WORK REQUIRED: Show only lines that include "Shareholders".

Collection entries:
##########

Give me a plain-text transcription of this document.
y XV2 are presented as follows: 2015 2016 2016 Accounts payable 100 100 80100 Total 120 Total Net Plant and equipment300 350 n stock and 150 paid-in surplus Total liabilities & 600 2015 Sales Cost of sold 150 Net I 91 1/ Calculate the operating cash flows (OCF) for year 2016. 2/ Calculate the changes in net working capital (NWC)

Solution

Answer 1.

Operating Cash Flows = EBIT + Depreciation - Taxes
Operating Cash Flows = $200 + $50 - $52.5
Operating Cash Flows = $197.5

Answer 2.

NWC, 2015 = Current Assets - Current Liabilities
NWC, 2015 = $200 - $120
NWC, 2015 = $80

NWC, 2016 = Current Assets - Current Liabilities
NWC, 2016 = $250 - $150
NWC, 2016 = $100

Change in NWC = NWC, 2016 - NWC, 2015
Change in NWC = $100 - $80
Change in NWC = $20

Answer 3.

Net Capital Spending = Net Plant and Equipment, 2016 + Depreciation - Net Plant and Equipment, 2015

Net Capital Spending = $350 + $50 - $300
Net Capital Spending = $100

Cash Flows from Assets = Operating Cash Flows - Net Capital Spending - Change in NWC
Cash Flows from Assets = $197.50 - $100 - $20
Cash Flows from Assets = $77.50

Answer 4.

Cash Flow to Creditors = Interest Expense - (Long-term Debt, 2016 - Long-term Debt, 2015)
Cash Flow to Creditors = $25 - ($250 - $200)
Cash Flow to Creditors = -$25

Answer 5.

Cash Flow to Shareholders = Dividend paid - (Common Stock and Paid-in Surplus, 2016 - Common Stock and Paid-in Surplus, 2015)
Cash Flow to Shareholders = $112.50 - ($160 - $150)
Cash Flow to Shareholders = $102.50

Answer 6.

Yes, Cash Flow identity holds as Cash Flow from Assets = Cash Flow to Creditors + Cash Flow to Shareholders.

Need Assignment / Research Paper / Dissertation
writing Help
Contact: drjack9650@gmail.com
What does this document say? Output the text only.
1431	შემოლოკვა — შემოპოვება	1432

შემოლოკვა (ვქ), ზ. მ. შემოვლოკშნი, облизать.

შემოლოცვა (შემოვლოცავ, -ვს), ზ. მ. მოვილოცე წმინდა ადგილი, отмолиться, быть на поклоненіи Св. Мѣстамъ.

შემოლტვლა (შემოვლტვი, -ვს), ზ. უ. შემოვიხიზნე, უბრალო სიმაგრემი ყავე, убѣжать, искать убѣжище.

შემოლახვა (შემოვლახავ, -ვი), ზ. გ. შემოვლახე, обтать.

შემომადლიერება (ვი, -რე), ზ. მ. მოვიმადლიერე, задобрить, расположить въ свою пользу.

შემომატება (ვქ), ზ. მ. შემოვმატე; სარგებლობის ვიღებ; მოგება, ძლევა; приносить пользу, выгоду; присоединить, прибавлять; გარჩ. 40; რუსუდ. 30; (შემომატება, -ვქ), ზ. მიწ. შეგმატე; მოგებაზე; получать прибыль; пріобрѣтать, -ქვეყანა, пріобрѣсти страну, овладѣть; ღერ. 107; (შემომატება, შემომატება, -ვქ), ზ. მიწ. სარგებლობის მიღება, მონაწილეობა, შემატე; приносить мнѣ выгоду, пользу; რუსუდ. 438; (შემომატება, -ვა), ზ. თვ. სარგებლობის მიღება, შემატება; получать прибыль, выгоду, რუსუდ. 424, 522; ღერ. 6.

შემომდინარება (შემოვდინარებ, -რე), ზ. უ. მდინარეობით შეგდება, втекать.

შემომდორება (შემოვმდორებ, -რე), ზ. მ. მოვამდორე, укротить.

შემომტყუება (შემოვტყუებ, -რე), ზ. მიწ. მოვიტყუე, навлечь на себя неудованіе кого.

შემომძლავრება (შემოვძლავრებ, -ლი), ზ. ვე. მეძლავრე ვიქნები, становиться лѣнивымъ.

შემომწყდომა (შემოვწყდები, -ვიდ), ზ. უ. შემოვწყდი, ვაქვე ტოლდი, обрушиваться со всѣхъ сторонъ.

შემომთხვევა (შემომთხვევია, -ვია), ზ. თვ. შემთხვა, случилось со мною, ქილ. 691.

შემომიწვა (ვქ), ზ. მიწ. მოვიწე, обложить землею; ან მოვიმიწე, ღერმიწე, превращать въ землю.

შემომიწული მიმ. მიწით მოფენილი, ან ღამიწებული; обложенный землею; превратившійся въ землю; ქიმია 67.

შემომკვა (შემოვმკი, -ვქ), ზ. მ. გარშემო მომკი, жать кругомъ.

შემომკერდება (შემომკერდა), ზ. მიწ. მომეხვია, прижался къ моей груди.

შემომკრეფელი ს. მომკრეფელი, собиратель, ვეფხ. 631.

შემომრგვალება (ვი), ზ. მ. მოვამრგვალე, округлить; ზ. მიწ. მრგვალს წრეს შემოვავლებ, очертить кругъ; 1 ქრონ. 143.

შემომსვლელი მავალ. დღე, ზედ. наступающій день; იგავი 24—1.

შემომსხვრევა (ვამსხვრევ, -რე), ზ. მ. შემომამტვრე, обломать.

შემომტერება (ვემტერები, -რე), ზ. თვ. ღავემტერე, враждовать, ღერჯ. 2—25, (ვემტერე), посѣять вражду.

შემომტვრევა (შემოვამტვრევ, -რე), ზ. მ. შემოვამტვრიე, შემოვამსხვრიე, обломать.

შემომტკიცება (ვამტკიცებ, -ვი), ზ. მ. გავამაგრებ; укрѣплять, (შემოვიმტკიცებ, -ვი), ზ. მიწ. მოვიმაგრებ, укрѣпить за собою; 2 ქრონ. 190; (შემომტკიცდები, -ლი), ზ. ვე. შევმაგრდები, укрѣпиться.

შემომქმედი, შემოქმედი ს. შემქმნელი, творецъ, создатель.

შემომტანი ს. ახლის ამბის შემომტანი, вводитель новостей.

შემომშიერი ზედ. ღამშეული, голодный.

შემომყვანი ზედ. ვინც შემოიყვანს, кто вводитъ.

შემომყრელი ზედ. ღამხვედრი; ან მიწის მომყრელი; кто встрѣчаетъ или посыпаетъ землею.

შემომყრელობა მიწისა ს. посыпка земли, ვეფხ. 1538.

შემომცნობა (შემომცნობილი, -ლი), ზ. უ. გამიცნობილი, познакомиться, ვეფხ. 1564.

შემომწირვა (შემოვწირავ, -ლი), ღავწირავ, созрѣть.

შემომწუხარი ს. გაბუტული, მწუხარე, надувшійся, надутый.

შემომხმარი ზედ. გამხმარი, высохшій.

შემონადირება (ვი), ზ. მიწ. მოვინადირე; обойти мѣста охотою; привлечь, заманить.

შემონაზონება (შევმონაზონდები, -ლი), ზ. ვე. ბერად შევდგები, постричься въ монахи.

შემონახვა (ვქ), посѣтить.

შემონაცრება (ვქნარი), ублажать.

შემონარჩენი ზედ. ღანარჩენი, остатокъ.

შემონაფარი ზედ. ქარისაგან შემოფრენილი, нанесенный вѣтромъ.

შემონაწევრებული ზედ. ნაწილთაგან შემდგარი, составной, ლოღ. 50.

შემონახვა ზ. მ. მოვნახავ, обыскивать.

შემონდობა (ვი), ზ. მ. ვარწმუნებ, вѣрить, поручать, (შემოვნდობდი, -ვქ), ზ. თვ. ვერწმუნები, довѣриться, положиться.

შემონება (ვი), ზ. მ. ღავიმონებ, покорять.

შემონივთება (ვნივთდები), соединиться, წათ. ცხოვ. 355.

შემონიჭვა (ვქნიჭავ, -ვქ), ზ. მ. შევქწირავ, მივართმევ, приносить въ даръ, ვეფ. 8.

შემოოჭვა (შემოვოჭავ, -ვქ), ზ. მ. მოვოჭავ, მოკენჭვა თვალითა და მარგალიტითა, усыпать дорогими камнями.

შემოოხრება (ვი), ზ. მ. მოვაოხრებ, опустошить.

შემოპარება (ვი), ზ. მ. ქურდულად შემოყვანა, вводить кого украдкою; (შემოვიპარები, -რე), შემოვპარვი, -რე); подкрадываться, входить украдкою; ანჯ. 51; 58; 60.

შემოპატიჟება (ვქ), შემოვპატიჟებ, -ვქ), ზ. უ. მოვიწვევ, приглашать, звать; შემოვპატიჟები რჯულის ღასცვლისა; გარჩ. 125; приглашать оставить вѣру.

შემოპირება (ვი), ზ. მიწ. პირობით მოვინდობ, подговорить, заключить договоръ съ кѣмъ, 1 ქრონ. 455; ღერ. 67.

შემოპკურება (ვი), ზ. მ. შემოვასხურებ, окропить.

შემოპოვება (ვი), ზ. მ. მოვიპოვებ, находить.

##########

RESULT:
Cash Flow to Shareholders = Dividend paid - (Common Stock and Paid-in Surplus, 2016 - Common Stock and Paid-in Surplus, 2015)
Cash Flow to Shareholders = $112.50 - ($160 - $150)
Cash Flow to Shareholders = $102.50
Yes, Cash Flow identity holds as Cash Flow from Assets = Cash Flow to Creditors + Cash Flow to Shareholders.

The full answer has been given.